— Begin Listed entries —

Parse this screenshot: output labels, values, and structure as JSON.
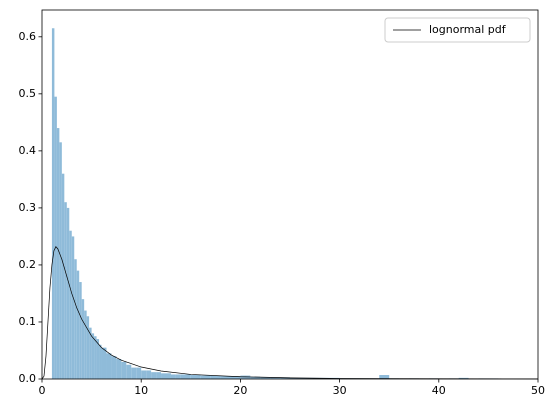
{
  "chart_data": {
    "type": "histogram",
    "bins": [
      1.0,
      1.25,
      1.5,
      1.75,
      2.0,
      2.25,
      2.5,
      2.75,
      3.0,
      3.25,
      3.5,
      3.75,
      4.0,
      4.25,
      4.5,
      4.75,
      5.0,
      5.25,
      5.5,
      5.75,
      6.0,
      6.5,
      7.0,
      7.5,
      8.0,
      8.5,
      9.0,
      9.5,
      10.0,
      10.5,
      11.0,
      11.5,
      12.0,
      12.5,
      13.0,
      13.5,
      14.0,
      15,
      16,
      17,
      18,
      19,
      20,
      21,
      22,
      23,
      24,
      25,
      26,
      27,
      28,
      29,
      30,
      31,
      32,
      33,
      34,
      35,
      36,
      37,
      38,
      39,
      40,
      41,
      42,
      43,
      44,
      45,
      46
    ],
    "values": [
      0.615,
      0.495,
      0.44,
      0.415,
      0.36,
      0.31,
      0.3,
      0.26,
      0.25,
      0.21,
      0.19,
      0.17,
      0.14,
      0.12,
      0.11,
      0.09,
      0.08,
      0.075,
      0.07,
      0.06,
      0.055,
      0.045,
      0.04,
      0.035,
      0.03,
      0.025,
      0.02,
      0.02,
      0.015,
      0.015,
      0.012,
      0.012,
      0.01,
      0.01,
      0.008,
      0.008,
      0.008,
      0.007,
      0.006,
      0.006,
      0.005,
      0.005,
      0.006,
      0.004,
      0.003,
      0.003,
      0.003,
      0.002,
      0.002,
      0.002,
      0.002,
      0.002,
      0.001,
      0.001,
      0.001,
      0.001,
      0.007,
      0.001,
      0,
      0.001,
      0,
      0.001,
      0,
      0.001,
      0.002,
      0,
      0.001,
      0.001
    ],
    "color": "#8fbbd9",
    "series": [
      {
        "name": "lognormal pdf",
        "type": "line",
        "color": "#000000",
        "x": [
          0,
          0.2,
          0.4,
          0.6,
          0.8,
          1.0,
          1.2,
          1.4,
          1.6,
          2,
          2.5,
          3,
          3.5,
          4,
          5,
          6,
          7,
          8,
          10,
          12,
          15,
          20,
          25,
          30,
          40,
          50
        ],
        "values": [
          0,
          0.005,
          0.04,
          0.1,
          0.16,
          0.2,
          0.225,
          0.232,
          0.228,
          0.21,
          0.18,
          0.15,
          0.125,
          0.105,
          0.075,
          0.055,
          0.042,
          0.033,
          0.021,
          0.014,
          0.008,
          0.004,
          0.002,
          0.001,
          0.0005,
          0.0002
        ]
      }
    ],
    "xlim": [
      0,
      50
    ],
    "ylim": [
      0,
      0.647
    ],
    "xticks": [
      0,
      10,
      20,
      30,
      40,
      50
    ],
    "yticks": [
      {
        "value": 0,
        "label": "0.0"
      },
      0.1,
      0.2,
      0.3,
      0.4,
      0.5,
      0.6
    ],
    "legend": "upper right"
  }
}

— End Listed entries —
— Begin Listed entries —

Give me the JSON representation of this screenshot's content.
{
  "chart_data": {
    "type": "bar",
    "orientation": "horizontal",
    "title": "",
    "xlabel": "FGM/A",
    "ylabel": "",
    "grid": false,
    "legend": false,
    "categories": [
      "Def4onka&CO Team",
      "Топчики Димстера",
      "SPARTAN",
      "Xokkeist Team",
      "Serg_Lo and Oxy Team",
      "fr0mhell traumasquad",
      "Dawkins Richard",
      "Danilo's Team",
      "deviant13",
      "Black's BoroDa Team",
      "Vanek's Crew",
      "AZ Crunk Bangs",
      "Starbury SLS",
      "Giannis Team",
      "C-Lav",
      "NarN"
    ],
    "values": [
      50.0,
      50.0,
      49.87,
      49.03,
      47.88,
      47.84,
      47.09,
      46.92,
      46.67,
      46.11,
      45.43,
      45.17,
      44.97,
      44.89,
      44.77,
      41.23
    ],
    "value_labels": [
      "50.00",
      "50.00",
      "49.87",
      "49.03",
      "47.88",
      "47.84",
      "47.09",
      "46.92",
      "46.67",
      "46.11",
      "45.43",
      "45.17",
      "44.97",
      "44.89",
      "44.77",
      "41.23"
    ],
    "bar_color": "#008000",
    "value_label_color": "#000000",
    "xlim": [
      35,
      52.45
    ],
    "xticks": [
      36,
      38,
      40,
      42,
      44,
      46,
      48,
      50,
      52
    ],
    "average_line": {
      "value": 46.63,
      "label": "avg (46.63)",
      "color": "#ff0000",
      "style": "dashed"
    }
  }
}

— End Listed entries —
— Begin Listed entries —

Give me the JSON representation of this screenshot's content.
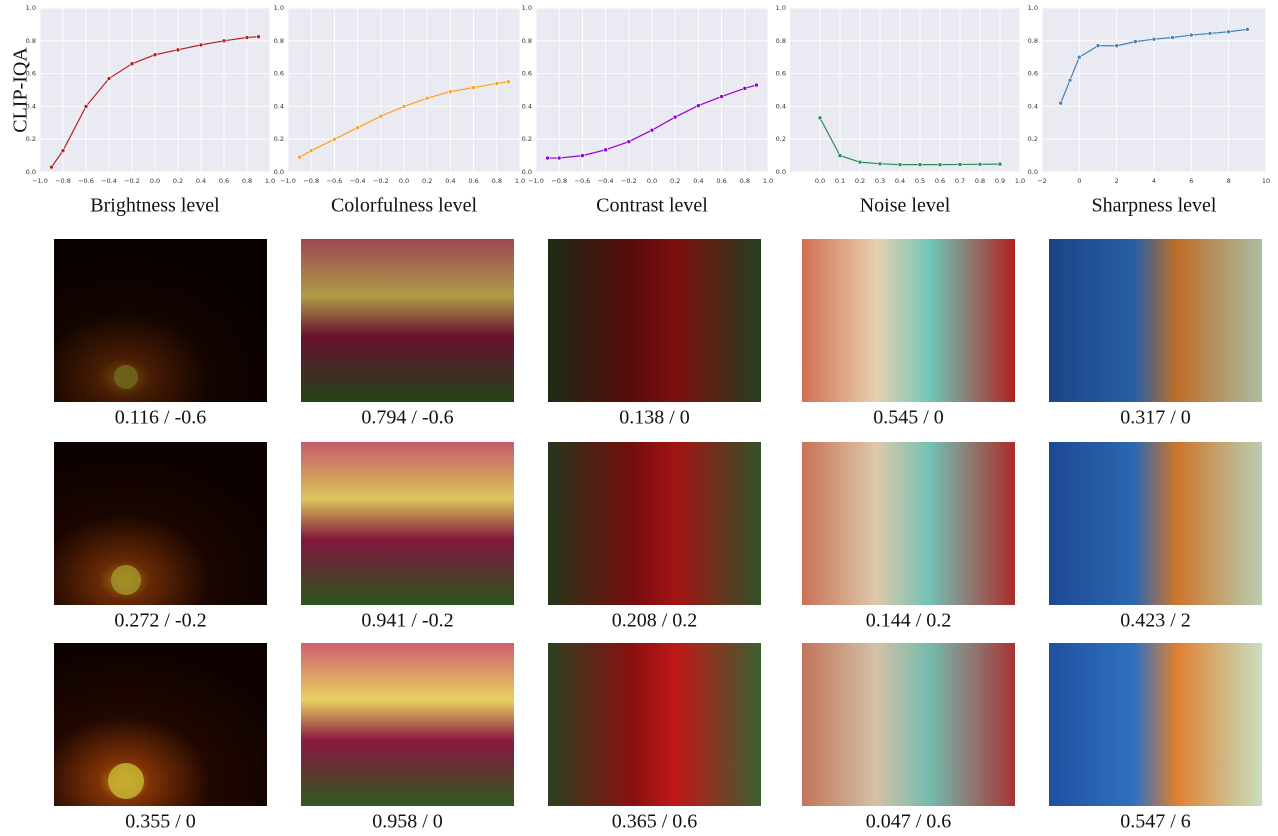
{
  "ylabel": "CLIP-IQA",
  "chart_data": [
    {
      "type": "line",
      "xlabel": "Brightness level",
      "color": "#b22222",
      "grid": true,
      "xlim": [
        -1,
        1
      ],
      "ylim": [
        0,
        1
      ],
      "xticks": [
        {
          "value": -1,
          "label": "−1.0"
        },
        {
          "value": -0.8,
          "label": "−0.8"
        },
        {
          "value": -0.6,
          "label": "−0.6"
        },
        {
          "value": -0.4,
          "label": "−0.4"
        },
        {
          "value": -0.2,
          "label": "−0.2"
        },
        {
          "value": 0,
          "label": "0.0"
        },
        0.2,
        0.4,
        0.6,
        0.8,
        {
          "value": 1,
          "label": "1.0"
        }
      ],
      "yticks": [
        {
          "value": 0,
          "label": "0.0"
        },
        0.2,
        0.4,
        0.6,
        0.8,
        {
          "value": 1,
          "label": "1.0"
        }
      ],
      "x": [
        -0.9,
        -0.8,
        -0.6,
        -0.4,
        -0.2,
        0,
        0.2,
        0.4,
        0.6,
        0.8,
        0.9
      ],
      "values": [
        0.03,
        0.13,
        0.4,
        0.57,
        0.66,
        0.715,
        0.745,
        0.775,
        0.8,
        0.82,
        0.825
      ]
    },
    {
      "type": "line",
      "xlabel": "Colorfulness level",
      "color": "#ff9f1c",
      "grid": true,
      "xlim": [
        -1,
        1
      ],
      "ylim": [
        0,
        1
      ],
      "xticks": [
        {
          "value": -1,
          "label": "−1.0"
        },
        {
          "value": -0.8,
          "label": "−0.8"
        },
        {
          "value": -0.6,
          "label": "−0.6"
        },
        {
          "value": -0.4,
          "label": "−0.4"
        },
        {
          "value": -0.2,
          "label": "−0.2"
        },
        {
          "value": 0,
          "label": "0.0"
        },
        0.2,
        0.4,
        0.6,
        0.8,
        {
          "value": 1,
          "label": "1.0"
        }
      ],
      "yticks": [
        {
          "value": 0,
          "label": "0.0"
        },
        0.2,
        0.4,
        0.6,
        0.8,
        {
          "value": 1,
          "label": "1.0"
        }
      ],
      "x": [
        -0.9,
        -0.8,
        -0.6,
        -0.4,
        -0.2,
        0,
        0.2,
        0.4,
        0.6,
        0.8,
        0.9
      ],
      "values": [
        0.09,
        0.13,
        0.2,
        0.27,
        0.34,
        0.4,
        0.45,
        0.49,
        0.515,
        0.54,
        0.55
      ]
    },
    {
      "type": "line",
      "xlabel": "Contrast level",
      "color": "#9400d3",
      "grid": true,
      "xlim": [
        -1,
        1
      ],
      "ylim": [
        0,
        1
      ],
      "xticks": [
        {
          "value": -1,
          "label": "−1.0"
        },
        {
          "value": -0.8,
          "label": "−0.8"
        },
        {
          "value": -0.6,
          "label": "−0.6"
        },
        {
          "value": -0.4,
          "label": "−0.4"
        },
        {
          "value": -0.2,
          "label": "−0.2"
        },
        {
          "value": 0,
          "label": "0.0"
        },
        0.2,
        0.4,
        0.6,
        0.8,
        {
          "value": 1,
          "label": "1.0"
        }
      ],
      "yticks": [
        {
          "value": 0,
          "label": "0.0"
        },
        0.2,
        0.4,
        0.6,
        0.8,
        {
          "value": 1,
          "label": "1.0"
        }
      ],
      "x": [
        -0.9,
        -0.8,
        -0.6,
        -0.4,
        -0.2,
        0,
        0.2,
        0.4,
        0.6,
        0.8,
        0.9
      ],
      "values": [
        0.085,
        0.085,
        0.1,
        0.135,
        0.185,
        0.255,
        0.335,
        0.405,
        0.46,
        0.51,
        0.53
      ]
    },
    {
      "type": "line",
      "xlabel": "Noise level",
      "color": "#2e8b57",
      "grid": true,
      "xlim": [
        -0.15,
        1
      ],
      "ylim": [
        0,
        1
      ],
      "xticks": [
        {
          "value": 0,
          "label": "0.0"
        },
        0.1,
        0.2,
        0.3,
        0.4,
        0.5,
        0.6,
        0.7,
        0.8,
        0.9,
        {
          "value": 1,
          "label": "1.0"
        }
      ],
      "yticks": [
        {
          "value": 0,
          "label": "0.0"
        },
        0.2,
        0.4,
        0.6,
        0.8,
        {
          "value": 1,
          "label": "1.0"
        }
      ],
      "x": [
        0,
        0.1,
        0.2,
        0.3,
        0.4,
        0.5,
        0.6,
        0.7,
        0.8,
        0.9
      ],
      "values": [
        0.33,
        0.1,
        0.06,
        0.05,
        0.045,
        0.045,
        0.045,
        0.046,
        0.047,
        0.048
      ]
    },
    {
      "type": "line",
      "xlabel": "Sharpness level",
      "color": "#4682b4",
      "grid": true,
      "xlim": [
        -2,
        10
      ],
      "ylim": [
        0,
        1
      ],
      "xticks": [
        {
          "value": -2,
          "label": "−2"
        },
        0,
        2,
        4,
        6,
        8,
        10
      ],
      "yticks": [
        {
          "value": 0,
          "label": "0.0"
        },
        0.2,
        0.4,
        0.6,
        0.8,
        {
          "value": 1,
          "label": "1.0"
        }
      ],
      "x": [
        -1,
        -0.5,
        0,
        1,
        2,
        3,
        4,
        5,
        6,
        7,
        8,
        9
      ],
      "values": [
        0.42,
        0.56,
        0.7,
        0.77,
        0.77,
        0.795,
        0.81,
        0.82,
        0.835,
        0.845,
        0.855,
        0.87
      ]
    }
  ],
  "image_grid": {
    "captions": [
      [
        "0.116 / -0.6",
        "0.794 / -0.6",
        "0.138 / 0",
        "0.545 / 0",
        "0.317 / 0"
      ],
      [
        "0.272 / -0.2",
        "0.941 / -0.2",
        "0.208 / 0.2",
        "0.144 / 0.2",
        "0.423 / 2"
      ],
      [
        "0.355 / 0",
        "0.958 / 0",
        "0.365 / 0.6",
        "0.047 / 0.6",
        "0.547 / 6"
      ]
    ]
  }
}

— End Listed entries —

__Instruction__: Copy all lines from the material that include "level".

__Final answer__:
      "xlabel": "Brightness level",
      "xlabel": "Colorfulness level",
      "xlabel": "Contrast level",
      "xlabel": "Noise level",
      "xlabel": "Sharpness level",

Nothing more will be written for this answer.